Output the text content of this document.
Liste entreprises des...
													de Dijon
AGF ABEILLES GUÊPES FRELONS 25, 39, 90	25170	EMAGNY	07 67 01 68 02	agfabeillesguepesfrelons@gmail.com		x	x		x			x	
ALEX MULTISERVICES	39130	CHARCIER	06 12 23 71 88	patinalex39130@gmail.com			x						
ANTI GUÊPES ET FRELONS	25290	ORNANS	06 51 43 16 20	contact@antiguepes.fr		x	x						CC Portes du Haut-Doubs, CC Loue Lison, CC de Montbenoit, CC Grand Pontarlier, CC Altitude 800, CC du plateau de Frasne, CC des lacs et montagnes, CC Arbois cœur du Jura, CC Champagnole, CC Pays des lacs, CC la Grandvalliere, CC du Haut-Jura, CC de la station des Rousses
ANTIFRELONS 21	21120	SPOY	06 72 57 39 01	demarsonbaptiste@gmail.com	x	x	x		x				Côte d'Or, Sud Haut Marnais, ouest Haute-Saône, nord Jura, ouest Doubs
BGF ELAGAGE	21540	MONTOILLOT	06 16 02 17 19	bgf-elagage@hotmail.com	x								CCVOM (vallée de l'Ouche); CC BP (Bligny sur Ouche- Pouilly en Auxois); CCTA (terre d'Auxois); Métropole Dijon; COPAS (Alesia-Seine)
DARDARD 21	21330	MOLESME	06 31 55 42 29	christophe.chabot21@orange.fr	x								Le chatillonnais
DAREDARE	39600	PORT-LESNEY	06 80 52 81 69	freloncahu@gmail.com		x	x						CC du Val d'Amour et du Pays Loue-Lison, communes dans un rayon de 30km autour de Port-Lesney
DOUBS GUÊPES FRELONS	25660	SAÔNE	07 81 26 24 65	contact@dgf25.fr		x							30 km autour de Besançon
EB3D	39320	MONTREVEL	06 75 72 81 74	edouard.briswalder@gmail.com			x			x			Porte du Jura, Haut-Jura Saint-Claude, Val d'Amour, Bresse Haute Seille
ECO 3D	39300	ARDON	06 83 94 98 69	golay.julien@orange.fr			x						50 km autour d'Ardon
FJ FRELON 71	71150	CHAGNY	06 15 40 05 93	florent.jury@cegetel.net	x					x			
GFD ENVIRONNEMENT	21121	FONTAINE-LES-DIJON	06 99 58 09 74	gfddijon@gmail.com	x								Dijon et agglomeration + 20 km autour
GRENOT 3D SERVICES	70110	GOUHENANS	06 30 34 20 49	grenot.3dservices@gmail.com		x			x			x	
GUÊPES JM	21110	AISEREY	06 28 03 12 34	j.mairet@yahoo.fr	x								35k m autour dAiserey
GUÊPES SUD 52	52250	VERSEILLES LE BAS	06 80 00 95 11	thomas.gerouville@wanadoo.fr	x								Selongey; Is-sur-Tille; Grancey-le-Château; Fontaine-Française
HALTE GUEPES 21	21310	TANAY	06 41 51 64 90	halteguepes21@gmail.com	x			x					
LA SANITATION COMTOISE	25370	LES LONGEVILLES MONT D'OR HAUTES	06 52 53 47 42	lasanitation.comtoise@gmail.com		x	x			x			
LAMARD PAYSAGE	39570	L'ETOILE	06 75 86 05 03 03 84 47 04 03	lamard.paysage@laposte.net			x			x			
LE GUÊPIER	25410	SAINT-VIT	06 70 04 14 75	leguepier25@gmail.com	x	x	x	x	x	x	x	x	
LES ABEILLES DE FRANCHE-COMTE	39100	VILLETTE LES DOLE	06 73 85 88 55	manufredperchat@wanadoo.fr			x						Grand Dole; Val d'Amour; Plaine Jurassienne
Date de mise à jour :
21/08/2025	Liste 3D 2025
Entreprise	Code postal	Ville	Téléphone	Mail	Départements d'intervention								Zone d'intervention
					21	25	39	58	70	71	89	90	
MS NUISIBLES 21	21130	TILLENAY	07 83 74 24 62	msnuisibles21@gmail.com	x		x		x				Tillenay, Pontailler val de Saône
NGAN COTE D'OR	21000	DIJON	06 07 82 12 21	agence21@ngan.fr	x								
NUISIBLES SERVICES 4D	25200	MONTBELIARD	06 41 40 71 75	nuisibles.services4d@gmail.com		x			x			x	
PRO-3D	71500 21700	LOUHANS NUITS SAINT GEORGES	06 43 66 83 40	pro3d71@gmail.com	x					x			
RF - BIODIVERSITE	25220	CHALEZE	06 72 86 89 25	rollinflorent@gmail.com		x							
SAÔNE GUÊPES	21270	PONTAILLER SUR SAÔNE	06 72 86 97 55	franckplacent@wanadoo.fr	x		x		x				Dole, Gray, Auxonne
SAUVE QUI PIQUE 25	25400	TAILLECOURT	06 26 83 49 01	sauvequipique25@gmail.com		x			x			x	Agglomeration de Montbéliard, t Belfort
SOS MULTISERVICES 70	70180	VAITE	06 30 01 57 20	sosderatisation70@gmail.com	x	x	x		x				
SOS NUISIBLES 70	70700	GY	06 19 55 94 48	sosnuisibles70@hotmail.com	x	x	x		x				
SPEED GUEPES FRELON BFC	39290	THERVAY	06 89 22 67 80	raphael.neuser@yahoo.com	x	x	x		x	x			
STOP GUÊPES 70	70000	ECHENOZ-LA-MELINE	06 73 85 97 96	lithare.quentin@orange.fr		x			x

******

Instructions to follow:
Every entry in the listing must be retyped exactly.

Output of the exercise:
Output the text content of this document.
Liste entreprises des...
													de Dijon
AGF ABEILLES GUÊPES FRELONS 25, 39, 90	25170	EMAGNY	07 67 01 68 02	agfabeillesguepesfrelons@gmail.com		x	x		x			x	
ALEX MULTISERVICES	39130	CHARCIER	06 12 23 71 88	patinalex39130@gmail.com			x						
ANTI GUÊPES ET FRELONS	25290	ORNANS	06 51 43 16 20	contact@antiguepes.fr		x	x						CC Portes du Haut-Doubs, CC Loue Lison, CC de Montbenoit, CC Grand Pontarlier, CC Altitude 800, CC du plateau de Frasne, CC des lacs et montagnes, CC Arbois cœur du Jura, CC Champagnole, CC Pays des lacs, CC la Grandvalliere, CC du Haut-Jura, CC de la station des Rousses
ANTIFRELONS 21	21120	SPOY	06 72 57 39 01	demarsonbaptiste@gmail.com	x	x	x		x				Côte d'Or, Sud Haut Marnais, ouest Haute-Saône, nord Jura, ouest Doubs
BGF ELAGAGE	21540	MONTOILLOT	06 16 02 17 19	bgf-elagage@hotmail.com	x								CCVOM (vallée de l'Ouche); CC BP (Bligny sur Ouche- Pouilly en Auxois); CCTA (terre d'Auxois); Métropole Dijon; COPAS (Alesia-Seine)
DARDARD 21	21330	MOLESME	06 31 55 42 29	christophe.chabot21@orange.fr	x								Le chatillonnais
DAREDARE	39600	PORT-LESNEY	06 80 52 81 69	freloncahu@gmail.com		x	x						CC du Val d'Amour et du Pays Loue-Lison, communes dans un rayon de 30km autour de Port-Lesney
DOUBS GUÊPES FRELONS	25660	SAÔNE	07 81 26 24 65	contact@dgf25.fr		x							30 km autour de Besançon
EB3D	39320	MONTREVEL	06 75 72 81 74	edouard.briswalder@gmail.com			x			x			Porte du Jura, Haut-Jura Saint-Claude, Val d'Amour, Bresse Haute Seille
ECO 3D	39300	ARDON	06 83 94 98 69	golay.julien@orange.fr			x						50 km autour d'Ardon
FJ FRELON 71	71150	CHAGNY	06 15 40 05 93	florent.jury@cegetel.net	x					x			
GFD ENVIRONNEMENT	21121	FONTAINE-LES-DIJON	06 99 58 09 74	gfddijon@gmail.com	x								Dijon et agglomeration + 20 km autour
GRENOT 3D SERVICES	70110	GOUHENANS	06 30 34 20 49	grenot.3dservices@gmail.com		x			x			x	
GUÊPES JM	21110	AISEREY	06 28 03 12 34	j.mairet@yahoo.fr	x								35k m autour dAiserey
GUÊPES SUD 52	52250	VERSEILLES LE BAS	06 80 00 95 11	thomas.gerouville@wanadoo.fr	x								Selongey; Is-sur-Tille; Grancey-le-Château; Fontaine-Française
HALTE GUEPES 21	21310	TANAY	06 41 51 64 90	halteguepes21@gmail.com	x			x					
LA SANITATION COMTOISE	25370	LES LONGEVILLES MONT D'OR HAUTES	06 52 53 47 42	lasanitation.comtoise@gmail.com		x	x			x			
LAMARD PAYSAGE	39570	L'ETOILE	06 75 86 05 03 03 84 47 04 03	lamard.paysage@laposte.net			x			x			
LE GUÊPIER	25410	SAINT-VIT	06 70 04 14 75	leguepier25@gmail.com	x	x	x	x	x	x	x	x	
LES ABEILLES DE FRANCHE-COMTE	39100	VILLETTE LES DOLE	06 73 85 88 55	manufredperchat@wanadoo.fr			x						Grand Dole; Val d'Amour; Plaine Jurassienne
Date de mise à jour :
21/08/2025	Liste 3D 2025
Entreprise	Code postal	Ville	Téléphone	Mail	Départements d'intervention								Zone d'intervention
					21	25	39	58	70	71	89	90	
MS NUISIBLES 21	21130	TILLENAY	07 83 74 24 62	msnuisibles21@gmail.com	x		x		x				Tillenay, Pontailler val de Saône
NGAN COTE D'OR	21000	DIJON	06 07 82 12 21	agence21@ngan.fr	x								
NUISIBLES SERVICES 4D	25200	MONTBELIARD	06 41 40 71 75	nuisibles.services4d@gmail.com		x			x			x	
PRO-3D	71500 21700	LOUHANS NUITS SAINT GEORGES	06 43 66 83 40	pro3d71@gmail.com	x					x			
RF - BIODIVERSITE	25220	CHALEZE	06 72 86 89 25	rollinflorent@gmail.com		x							
SAÔNE GUÊPES	21270	PONTAILLER SUR SAÔNE	06 72 86 97 55	franckplacent@wanadoo.fr	x		x		x				Dole, Gray, Auxonne
SAUVE QUI PIQUE 25	25400	TAILLECOURT	06 26 83 49 01	sauvequipique25@gmail.com		x			x			x	Agglomeration de Montbéliard, t Belfort
SOS MULTISERVICES 70	70180	VAITE	06 30 01 57 20	sosderatisation70@gmail.com	x	x	x		x				
SOS NUISIBLES 70	70700	GY	06 19 55 94 48	sosnuisibles70@hotmail.com	x	x	x		x				
SPEED GUEPES FRELON BFC	39290	THERVAY	06 89 22 67 80	raphael.neuser@yahoo.com	x	x	x		x	x			
STOP GUÊPES 70	70000	ECHENOZ-LA-MELINE	06 73 85 97 96	lithare.quentin@orange.fr		x			x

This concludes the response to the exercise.